*MATERIALS PROVIDED:*
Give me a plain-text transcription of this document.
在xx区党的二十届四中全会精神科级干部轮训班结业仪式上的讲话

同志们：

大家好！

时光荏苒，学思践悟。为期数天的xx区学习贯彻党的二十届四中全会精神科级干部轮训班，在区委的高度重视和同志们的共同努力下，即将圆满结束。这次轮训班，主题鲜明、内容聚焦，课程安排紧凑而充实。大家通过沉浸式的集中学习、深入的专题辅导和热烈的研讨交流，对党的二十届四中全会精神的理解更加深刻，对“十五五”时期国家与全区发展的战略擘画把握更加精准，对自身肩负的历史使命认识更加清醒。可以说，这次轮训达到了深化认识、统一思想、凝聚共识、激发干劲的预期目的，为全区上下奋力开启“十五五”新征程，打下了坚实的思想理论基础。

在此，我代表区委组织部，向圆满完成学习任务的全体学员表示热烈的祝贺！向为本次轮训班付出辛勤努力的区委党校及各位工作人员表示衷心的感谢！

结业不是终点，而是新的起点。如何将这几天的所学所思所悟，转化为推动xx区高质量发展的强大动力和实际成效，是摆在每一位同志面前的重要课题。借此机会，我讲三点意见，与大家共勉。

---

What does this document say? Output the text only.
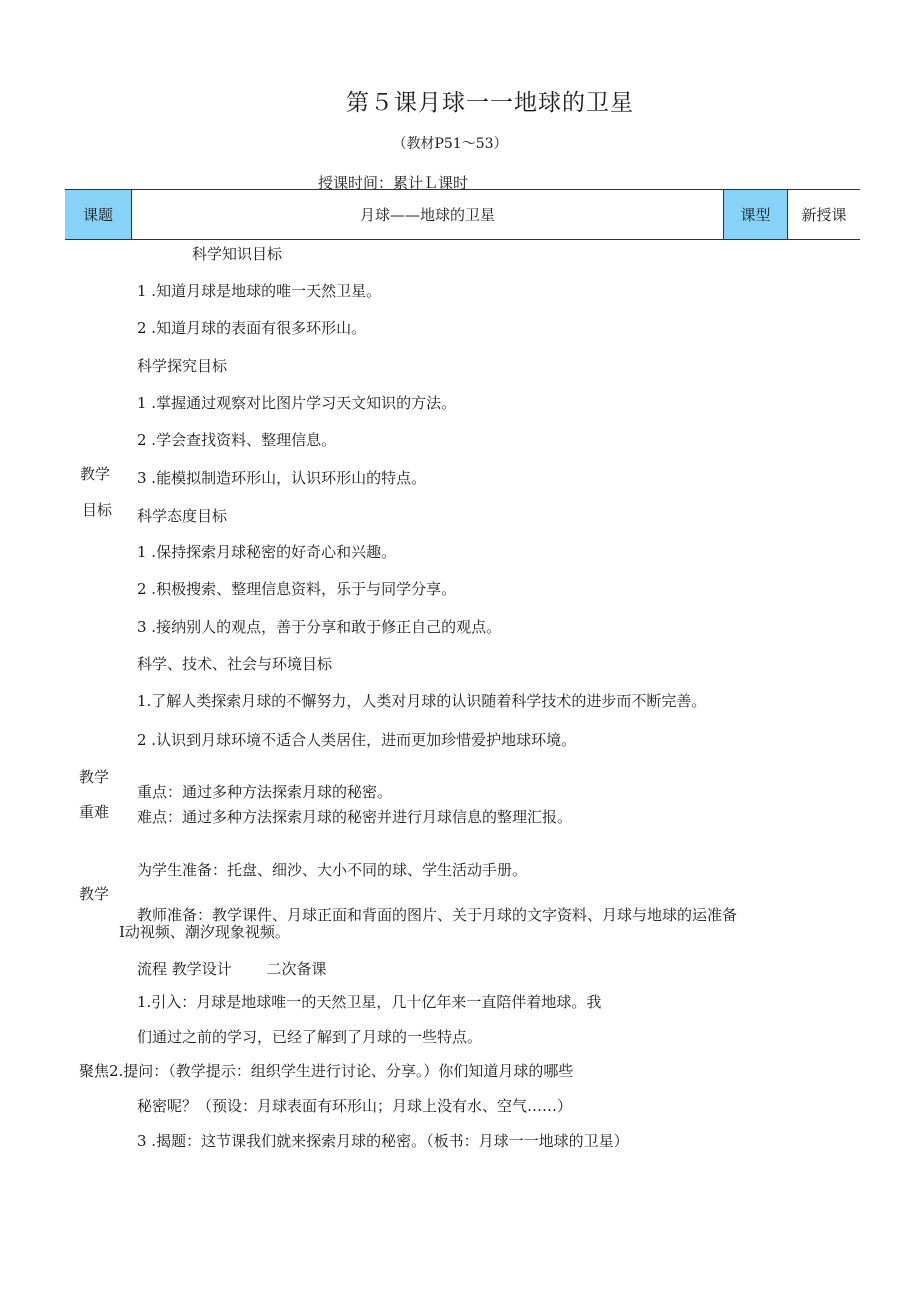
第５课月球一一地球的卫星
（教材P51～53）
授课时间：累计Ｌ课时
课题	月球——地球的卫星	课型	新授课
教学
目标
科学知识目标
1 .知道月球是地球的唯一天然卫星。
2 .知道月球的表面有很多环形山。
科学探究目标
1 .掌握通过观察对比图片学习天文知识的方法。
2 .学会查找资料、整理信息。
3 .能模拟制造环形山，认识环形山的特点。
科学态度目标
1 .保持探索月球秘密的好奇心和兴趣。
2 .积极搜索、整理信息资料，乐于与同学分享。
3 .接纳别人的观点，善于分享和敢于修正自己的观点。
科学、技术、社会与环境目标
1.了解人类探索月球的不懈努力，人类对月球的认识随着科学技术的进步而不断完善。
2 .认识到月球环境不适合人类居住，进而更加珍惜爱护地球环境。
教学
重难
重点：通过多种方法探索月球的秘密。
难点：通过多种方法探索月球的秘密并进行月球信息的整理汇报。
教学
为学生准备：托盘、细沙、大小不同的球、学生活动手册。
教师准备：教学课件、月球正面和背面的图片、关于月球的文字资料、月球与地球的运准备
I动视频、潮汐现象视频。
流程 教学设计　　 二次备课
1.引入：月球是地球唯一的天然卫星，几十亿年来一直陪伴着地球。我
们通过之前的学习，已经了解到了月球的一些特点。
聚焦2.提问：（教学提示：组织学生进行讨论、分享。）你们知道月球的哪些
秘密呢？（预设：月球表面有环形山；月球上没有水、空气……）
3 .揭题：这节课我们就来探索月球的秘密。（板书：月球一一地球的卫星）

*REQUIRED TASK:* Filter the listing for the word "this" and copy every line that holds it.

*OUTPUT BELOW:*
Give me a plain-text transcription of this document.
What does this document say? Output the text only.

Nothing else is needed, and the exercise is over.